抜粋:
.....
この記事では、株にかかる税金の種類や利益や損失に対する税金、確定申告の必要性を解説します。税金を減らす方法や、節税対策の注意点についても解説するので参考にしてください。最後まで読めば、株式投資に関する税金の基本知識が身につき、節税のポイントがわかります

株にかかる税金

株にかかる税金や基本的な税率について以下の内容を解説します。

  • 譲渡益課税
  • 配当課税
  • 復興特別所得税
  • 株の基本的な税率

譲渡益課税

譲渡益課税は、株を売って得た利益にかかる税金です。譲渡益課税は売却益から計算されるため、利益を得た場合には必ず支払わなければなりません。

特定口座(源泉徴収あり)を利用すれば、証券会社が自動的に税金を計算し納付するため、投資家自身が確定申告をする必要はありません。一般口座や特定口座(源泉徴収なし)の場合は、自分で確定申告をする必要があります。
.....
小問 1:
株の税金についての抜粋のうち、「株にかかる税金や基本的な税率について以下の内容を解説します。」を含む語句から「定申告をする必要があります。」までの部分を一字一句変えずに返してください。

要素境界の記録:
.....
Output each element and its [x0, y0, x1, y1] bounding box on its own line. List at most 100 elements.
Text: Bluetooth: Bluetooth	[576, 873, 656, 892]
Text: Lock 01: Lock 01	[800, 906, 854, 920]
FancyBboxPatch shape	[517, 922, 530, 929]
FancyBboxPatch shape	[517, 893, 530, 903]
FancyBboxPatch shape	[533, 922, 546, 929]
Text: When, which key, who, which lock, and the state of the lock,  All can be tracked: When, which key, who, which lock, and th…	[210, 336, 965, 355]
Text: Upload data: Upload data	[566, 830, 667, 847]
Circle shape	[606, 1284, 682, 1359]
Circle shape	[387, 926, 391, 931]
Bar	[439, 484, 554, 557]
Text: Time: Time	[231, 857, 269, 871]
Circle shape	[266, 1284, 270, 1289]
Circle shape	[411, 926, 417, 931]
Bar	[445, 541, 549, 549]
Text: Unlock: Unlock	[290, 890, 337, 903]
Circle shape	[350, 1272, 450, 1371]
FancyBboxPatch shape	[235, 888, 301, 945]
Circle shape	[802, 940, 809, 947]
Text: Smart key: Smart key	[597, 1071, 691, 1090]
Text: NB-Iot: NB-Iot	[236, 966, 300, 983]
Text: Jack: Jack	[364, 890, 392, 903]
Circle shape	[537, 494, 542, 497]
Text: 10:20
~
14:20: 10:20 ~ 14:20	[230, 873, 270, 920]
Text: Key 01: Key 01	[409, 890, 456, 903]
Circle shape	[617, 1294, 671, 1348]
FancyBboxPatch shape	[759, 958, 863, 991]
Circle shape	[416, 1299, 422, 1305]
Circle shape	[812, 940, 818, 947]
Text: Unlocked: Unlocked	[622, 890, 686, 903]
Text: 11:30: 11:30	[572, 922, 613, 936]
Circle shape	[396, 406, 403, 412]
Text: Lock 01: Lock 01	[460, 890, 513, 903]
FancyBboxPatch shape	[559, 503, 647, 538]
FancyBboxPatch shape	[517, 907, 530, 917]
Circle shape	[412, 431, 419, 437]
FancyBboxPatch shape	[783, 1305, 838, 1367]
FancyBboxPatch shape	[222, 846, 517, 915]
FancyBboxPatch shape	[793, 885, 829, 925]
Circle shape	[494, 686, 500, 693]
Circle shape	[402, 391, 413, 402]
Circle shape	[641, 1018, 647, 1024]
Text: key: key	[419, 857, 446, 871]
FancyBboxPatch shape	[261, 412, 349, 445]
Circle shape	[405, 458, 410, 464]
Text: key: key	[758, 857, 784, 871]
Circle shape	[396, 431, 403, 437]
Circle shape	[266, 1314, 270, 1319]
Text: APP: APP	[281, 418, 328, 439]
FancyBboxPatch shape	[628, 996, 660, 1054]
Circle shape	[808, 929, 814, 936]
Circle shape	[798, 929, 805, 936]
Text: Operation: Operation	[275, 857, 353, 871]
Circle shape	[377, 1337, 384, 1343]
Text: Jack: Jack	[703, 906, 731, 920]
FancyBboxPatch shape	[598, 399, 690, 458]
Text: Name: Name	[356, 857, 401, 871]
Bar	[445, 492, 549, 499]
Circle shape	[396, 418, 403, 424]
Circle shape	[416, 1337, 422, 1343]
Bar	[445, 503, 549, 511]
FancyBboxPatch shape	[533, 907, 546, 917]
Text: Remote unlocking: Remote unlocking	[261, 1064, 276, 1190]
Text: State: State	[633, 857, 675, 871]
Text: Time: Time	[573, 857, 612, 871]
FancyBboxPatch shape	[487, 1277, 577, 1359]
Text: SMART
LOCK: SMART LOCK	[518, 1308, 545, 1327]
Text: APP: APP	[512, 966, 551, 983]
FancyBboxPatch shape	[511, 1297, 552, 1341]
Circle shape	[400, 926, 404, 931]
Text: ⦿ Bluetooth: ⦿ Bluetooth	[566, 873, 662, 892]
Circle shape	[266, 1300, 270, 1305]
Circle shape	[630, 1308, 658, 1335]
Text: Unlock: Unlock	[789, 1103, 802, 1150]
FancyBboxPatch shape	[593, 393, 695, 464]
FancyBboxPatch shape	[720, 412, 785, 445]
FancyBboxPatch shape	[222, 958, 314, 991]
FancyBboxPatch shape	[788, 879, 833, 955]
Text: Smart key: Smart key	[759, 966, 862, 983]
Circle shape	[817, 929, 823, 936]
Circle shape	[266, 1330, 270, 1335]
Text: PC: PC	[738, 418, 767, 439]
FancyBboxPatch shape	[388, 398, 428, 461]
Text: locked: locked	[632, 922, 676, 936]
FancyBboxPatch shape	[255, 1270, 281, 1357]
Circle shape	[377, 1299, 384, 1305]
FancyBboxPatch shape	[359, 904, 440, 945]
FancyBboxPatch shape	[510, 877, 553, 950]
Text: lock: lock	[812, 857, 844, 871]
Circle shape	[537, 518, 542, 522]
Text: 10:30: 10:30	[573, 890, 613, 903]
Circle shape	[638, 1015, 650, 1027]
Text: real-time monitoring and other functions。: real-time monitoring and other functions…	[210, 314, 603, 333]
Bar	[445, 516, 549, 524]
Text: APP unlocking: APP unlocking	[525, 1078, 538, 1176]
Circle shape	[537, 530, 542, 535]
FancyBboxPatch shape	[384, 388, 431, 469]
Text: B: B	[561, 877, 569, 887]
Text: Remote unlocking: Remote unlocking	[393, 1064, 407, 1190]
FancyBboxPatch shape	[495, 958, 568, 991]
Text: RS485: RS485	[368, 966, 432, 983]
.....
小問 2:
リストの先頭から「Text: When, which」を含む行までを、両端の行も含めて一字一句そのまま打ち直してください。

解答 1:
株にかかる税金や基本的な税率について以下の内容を解説します。

  • 譲渡益課税
  • 配当課税
  • 復興特別所得税
  • 株の基本的な税率

譲渡益課税

譲渡益課税は、株を売って得た利益にかかる税金です。譲渡益課税は売却益から計算されるため、利益を得た場合には必ず支払わなければなりません。

特定口座(源泉徴収あり)を利用すれば、証券会社が自動的に税金を計算し納付するため、投資家自身が確定申告をする必要はありません。一般口座や特定口座(源泉徴収なし)の場合は、自分で確定申告をする必要があります。

解答 2:
Output each element and its [x0, y0, x1, y1] bounding box on its own line. List at most 100 elements.
Text: Bluetooth: Bluetooth	[576, 873, 656, 892]
Text: Lock 01: Lock 01	[800, 906, 854, 920]
FancyBboxPatch shape	[517, 922, 530, 929]
FancyBboxPatch shape	[517, 893, 530, 903]
FancyBboxPatch shape	[533, 922, 546, 929]
Text: When, which key, who, which lock, and the state of the lock,  All can be tracked: When, which key, who, which lock, and th…	[210, 336, 965, 355]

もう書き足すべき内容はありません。